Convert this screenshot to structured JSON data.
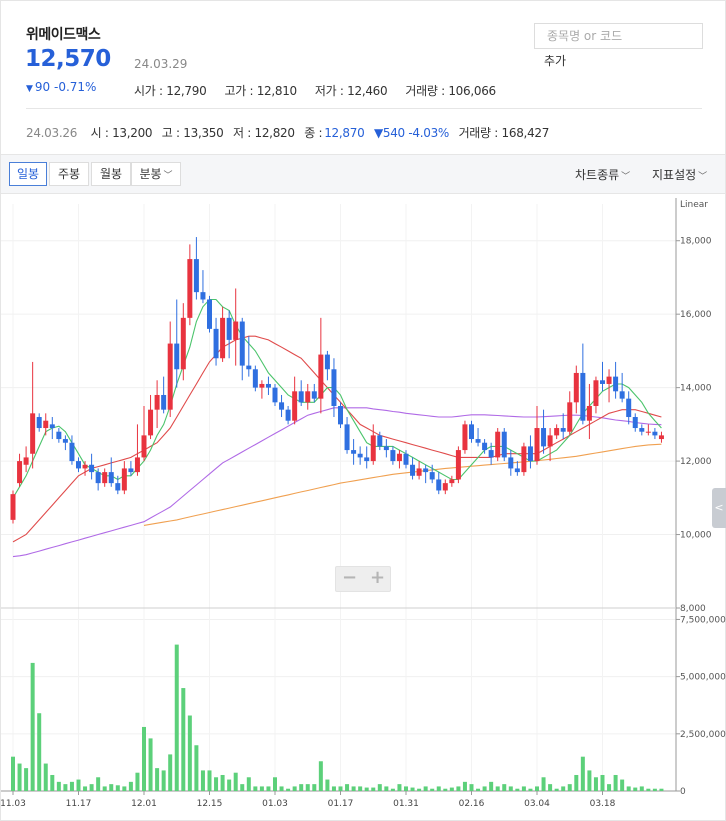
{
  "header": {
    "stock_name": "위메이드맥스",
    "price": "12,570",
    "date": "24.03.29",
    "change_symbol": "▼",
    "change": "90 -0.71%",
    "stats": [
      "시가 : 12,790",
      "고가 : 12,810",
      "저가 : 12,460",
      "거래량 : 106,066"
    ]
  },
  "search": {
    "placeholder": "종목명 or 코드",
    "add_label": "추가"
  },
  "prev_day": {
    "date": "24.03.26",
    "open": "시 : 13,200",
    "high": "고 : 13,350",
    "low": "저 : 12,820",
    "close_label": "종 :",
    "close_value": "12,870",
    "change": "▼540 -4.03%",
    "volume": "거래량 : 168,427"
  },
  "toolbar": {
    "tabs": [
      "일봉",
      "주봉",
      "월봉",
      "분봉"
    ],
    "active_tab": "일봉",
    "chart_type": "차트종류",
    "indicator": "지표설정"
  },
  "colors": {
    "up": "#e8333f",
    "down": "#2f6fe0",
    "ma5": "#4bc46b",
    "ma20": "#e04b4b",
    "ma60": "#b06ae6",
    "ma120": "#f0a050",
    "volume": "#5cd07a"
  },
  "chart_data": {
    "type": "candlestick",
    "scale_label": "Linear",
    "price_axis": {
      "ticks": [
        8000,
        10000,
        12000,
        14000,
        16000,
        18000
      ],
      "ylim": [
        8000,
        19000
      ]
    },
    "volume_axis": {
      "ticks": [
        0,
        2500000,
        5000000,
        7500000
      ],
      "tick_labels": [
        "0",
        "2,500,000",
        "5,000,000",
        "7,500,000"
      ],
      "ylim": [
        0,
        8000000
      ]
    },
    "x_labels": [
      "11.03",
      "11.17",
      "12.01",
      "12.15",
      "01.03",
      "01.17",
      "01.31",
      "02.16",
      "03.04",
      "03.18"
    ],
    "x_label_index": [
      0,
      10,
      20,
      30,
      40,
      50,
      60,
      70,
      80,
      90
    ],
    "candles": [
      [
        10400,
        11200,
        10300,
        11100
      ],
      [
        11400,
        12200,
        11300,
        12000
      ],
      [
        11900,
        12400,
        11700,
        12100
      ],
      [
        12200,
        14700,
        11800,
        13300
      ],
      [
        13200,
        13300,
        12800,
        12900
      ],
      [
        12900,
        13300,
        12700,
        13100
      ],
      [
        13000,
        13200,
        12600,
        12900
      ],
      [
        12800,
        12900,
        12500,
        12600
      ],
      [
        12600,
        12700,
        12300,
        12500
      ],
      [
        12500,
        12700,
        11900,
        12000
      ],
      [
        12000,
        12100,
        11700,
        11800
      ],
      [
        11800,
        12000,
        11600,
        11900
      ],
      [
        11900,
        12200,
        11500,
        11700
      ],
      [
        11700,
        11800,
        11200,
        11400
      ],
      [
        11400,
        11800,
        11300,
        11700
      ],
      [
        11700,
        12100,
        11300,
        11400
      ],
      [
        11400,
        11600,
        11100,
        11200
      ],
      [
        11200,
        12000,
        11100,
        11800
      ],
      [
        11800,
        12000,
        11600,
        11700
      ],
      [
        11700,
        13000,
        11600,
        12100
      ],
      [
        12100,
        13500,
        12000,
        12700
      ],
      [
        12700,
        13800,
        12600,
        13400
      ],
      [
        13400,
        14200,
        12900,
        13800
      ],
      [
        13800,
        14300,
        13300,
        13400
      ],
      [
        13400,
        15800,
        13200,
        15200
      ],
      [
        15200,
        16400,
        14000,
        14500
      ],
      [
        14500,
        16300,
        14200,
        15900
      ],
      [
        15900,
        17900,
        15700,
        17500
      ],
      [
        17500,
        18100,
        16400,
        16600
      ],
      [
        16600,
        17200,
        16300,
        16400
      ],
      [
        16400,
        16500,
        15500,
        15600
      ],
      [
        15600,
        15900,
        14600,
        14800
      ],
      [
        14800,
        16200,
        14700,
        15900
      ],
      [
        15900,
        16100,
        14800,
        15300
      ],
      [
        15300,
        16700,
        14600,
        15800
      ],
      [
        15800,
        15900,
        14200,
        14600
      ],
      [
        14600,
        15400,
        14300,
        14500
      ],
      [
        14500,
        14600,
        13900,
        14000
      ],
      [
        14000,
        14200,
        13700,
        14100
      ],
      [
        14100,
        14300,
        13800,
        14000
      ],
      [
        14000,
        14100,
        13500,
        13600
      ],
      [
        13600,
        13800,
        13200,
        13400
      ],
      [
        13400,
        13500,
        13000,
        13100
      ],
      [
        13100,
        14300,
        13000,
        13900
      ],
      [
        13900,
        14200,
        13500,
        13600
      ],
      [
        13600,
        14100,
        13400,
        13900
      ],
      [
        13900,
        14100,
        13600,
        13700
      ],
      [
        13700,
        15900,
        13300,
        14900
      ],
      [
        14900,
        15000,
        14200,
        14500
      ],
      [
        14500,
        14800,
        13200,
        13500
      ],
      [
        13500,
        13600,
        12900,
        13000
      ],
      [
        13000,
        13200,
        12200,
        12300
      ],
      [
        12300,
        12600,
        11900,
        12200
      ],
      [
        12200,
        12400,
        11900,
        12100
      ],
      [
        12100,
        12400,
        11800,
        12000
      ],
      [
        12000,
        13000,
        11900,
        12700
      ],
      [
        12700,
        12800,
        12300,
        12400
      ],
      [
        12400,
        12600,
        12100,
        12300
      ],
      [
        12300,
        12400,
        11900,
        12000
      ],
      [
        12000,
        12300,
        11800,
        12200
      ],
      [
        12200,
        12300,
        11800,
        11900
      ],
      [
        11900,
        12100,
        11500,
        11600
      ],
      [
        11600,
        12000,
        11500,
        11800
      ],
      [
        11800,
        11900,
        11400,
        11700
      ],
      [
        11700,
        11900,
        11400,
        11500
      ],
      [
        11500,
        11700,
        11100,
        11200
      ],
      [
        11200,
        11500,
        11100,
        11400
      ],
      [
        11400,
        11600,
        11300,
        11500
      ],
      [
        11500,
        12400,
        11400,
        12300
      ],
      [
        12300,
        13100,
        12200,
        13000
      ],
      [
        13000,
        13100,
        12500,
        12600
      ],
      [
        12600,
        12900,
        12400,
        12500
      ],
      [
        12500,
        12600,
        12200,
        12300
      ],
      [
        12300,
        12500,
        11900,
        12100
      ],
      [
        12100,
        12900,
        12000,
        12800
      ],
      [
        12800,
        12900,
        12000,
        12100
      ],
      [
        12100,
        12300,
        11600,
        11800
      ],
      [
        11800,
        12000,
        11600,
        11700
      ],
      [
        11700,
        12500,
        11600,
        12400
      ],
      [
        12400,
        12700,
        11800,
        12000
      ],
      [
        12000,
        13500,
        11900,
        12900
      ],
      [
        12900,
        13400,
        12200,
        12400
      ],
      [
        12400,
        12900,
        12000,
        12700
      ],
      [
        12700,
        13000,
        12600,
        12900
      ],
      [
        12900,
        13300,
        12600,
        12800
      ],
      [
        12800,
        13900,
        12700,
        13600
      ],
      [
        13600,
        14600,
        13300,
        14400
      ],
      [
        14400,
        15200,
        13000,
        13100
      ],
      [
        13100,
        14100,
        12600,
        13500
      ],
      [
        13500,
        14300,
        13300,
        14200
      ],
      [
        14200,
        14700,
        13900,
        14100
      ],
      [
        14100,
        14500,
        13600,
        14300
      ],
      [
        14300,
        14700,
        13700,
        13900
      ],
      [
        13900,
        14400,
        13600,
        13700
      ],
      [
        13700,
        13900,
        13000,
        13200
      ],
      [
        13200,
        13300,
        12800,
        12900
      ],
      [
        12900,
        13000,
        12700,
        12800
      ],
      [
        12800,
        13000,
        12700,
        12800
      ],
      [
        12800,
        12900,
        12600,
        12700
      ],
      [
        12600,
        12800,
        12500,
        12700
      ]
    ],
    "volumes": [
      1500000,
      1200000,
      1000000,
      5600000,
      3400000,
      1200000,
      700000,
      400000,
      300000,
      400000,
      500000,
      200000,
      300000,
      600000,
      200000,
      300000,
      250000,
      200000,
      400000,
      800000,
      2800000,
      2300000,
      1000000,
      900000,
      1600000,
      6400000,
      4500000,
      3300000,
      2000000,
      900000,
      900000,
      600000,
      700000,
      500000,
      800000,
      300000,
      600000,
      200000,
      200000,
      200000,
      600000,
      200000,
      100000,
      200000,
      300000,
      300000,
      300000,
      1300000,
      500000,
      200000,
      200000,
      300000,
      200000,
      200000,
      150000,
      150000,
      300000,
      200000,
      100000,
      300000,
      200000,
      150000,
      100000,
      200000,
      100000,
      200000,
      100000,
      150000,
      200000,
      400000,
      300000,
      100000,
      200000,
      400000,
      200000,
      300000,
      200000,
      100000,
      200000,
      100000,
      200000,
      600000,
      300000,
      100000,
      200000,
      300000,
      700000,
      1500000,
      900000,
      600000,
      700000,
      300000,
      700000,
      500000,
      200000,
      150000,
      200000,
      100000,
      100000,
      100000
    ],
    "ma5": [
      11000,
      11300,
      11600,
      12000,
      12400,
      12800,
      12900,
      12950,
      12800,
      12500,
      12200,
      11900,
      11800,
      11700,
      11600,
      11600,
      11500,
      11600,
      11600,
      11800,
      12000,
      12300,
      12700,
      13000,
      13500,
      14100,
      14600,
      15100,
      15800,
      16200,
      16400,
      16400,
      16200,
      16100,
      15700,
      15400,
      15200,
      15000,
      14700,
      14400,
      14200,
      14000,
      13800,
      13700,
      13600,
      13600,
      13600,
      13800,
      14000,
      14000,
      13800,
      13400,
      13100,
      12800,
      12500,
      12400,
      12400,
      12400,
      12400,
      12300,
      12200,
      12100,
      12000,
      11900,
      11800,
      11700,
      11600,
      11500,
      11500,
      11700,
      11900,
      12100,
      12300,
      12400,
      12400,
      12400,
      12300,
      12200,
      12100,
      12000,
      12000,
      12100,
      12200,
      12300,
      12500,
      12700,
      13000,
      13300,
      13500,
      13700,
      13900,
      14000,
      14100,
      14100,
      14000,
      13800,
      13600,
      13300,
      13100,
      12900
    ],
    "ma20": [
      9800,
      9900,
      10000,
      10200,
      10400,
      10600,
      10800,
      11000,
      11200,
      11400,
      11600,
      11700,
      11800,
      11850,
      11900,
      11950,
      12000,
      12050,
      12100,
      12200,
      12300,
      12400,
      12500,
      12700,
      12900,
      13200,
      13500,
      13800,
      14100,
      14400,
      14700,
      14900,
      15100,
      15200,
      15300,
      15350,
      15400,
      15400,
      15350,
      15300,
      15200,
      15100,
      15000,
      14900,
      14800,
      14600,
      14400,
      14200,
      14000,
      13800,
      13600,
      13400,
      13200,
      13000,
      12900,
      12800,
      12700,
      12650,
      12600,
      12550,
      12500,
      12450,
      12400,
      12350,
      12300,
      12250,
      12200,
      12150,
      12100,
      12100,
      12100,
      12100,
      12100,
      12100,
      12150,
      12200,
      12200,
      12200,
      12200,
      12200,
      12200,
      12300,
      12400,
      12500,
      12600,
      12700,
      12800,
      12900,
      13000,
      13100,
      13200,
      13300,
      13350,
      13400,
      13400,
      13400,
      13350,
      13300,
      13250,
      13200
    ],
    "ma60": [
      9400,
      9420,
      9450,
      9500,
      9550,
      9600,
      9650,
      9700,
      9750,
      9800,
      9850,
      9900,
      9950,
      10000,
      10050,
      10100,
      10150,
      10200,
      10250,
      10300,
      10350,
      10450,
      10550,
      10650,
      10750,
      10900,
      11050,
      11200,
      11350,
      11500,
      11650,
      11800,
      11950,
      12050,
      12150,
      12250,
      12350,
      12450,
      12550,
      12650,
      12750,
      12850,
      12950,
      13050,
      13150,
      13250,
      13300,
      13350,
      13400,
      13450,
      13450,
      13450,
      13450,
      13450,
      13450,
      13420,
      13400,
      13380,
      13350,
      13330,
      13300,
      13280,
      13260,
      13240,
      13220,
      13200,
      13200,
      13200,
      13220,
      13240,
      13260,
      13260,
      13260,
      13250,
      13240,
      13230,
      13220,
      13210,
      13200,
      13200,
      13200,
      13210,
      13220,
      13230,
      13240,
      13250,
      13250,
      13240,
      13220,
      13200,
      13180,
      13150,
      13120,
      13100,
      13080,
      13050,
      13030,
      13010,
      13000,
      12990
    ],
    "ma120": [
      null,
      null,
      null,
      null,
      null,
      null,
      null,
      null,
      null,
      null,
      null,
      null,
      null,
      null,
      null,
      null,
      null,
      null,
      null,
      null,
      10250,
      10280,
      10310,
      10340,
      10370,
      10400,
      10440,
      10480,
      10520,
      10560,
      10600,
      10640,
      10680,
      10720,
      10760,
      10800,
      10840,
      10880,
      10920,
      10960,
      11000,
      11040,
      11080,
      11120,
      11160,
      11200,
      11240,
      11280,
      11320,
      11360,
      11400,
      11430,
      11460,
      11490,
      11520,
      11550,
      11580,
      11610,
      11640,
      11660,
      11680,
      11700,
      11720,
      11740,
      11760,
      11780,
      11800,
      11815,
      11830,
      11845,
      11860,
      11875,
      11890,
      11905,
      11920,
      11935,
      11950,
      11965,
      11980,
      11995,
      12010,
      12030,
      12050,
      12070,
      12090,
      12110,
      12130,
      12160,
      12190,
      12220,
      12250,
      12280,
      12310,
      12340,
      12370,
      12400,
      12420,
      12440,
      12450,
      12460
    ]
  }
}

::::

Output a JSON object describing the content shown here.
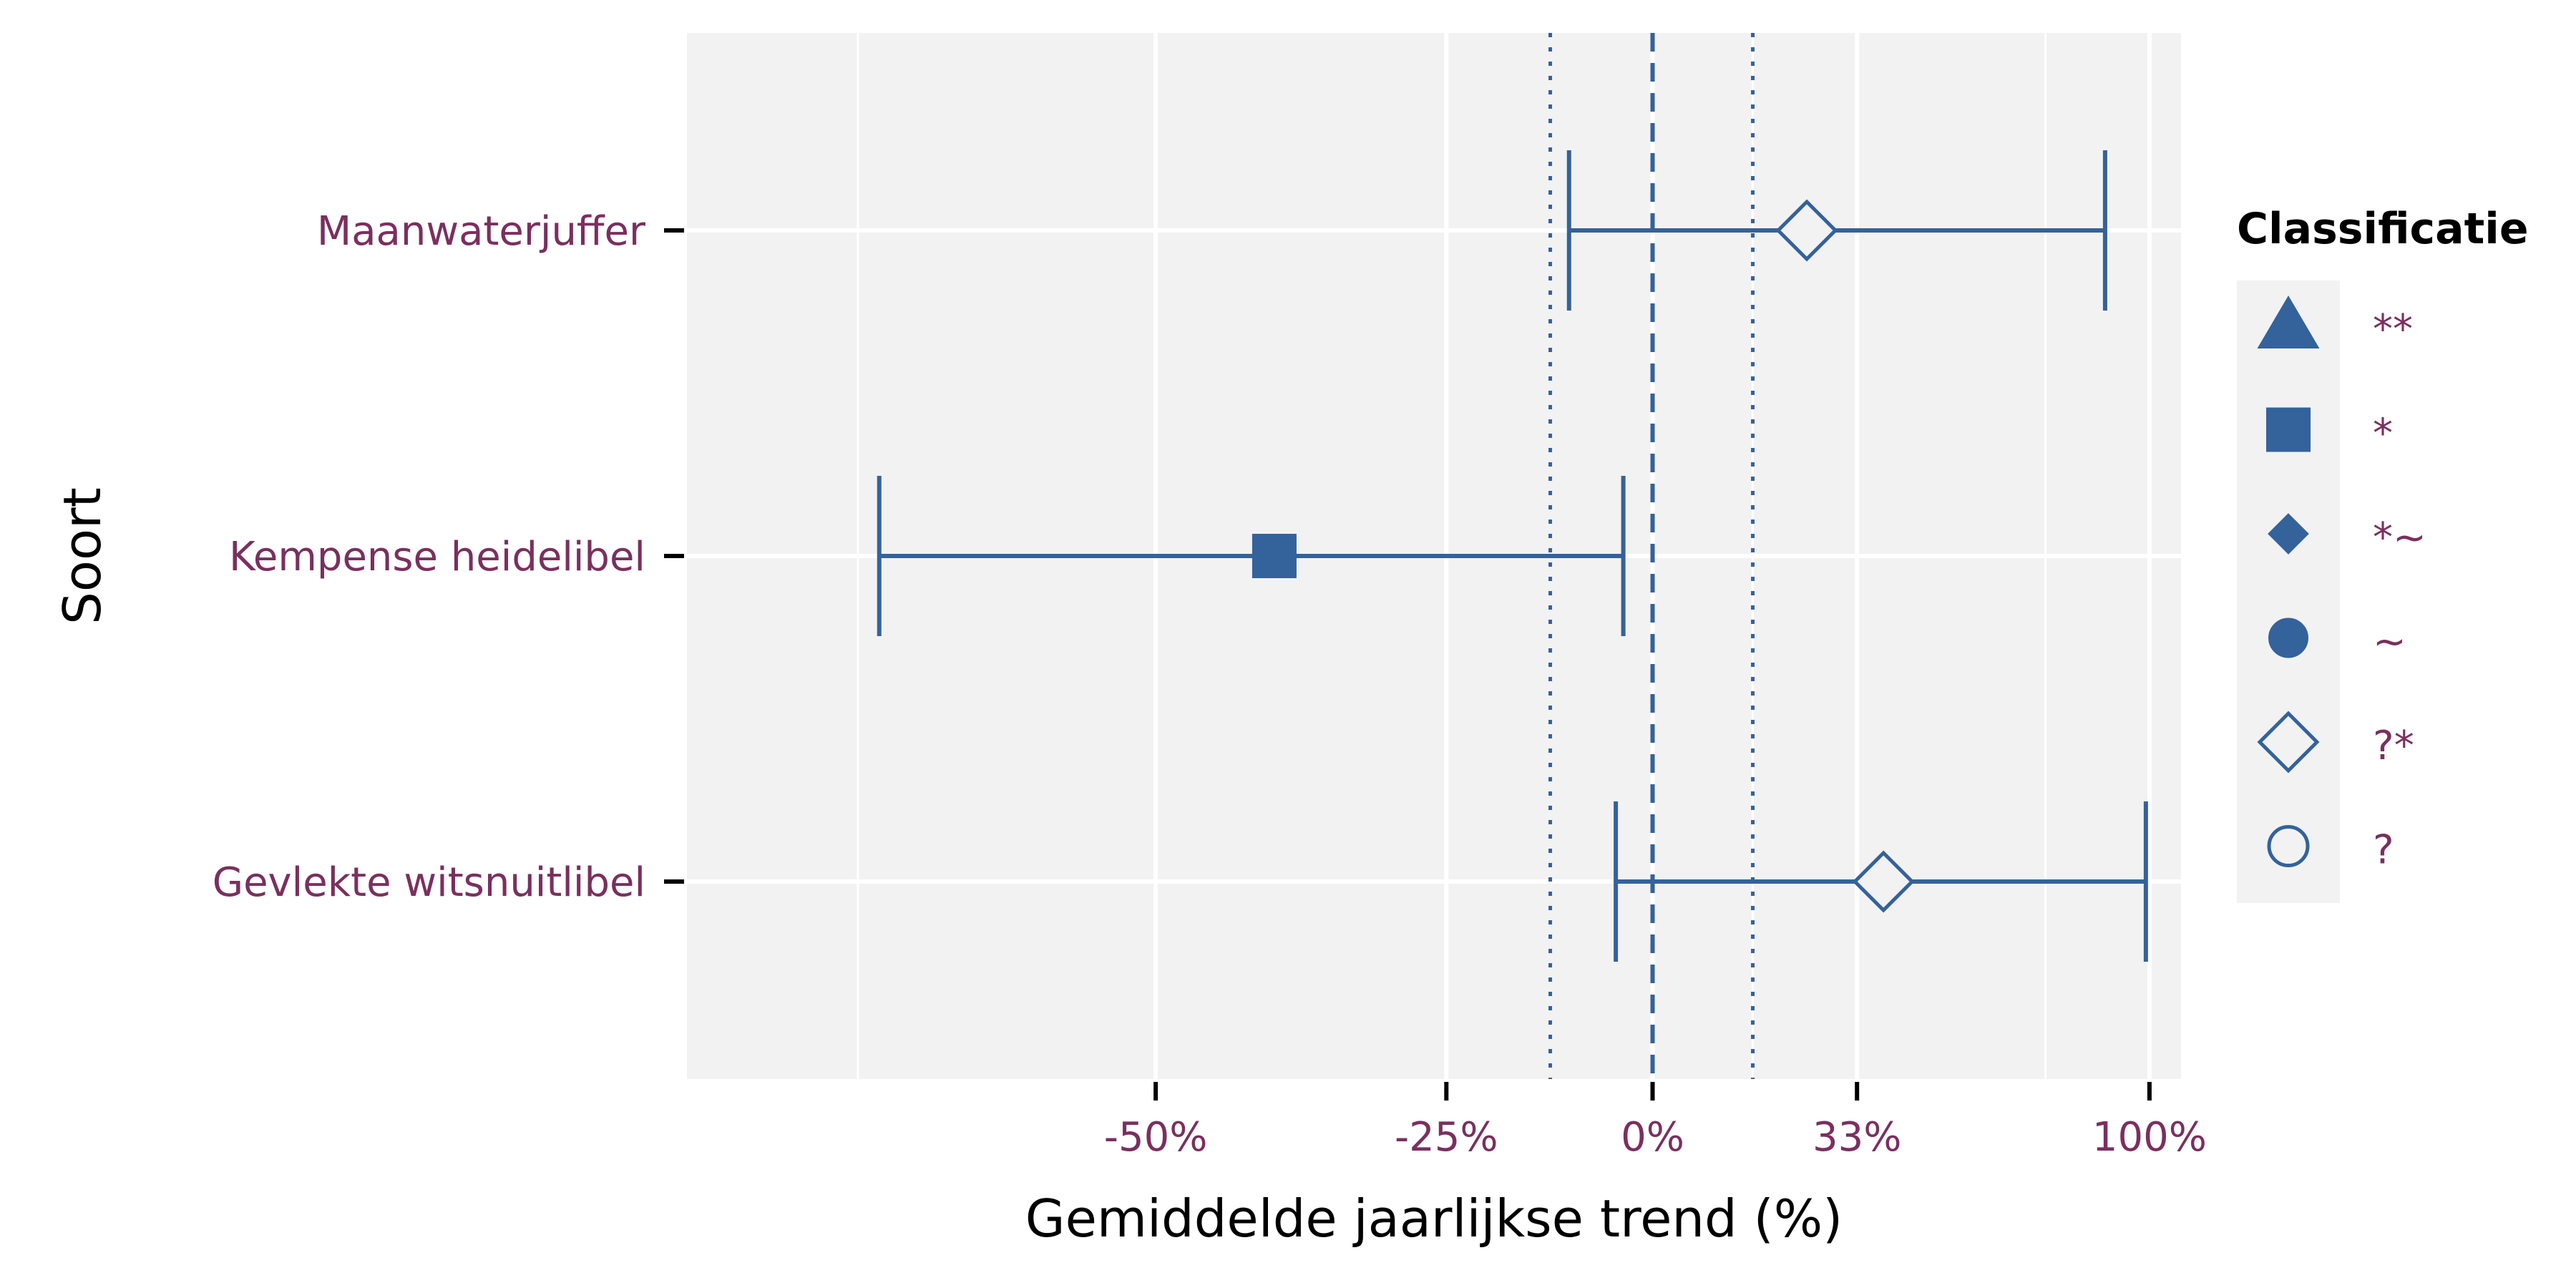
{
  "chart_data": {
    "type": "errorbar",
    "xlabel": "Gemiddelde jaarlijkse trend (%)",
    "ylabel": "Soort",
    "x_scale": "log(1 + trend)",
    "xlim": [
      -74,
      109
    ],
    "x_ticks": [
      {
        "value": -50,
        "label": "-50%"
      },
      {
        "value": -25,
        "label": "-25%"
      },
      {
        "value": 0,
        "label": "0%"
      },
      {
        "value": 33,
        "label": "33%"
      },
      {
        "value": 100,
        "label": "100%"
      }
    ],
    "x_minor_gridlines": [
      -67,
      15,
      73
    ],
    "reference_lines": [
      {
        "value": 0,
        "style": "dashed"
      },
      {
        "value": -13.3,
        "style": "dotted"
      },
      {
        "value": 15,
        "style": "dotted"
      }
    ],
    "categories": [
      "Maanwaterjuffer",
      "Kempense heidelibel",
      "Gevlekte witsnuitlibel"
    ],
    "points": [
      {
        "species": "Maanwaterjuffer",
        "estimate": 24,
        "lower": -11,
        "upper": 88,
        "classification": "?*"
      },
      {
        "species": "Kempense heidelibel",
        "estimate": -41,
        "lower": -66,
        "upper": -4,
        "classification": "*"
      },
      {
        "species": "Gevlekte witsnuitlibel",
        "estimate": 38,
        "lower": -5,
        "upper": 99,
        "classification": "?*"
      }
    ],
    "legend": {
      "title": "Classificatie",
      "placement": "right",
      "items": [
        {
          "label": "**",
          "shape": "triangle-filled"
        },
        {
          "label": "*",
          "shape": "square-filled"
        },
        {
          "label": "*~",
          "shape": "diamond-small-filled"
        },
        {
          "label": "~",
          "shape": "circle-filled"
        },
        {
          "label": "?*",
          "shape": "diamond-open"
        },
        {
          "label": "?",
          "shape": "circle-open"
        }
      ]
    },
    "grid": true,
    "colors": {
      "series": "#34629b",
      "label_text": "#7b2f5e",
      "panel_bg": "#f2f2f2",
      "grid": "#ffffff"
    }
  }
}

::::

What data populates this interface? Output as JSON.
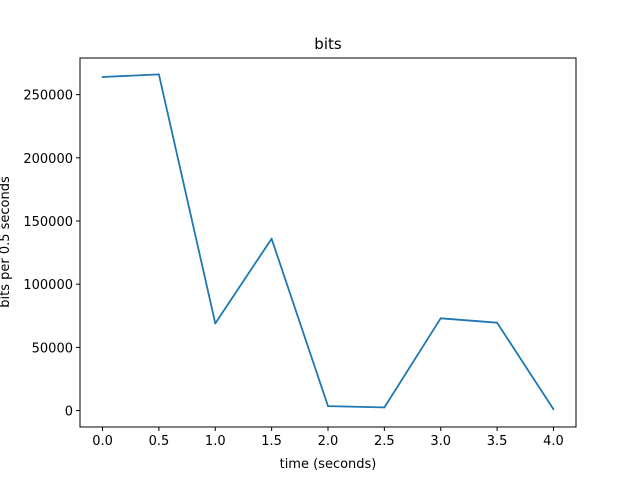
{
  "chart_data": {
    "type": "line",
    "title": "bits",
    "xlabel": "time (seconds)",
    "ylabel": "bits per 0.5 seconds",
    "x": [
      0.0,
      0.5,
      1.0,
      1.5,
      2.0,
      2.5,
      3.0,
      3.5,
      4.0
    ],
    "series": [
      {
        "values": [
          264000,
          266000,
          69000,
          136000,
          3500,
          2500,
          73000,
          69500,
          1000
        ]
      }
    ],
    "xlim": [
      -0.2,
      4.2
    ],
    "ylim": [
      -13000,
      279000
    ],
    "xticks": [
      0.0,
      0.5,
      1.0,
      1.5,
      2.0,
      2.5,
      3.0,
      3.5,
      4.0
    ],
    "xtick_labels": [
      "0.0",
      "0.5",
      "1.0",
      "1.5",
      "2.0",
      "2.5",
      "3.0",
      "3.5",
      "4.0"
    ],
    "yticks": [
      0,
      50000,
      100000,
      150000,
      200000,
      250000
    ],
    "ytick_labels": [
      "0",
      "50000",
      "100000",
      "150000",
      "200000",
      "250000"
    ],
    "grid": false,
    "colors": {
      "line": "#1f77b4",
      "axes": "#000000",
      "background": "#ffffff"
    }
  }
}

::::

▶ **Written request**: Identify the lines that hold the word "Maanwaterjuffer". Copy every one of them.

▶ **Task answer**:
      "Maanwaterjuffer",
        "species": "Maanwaterjuffer",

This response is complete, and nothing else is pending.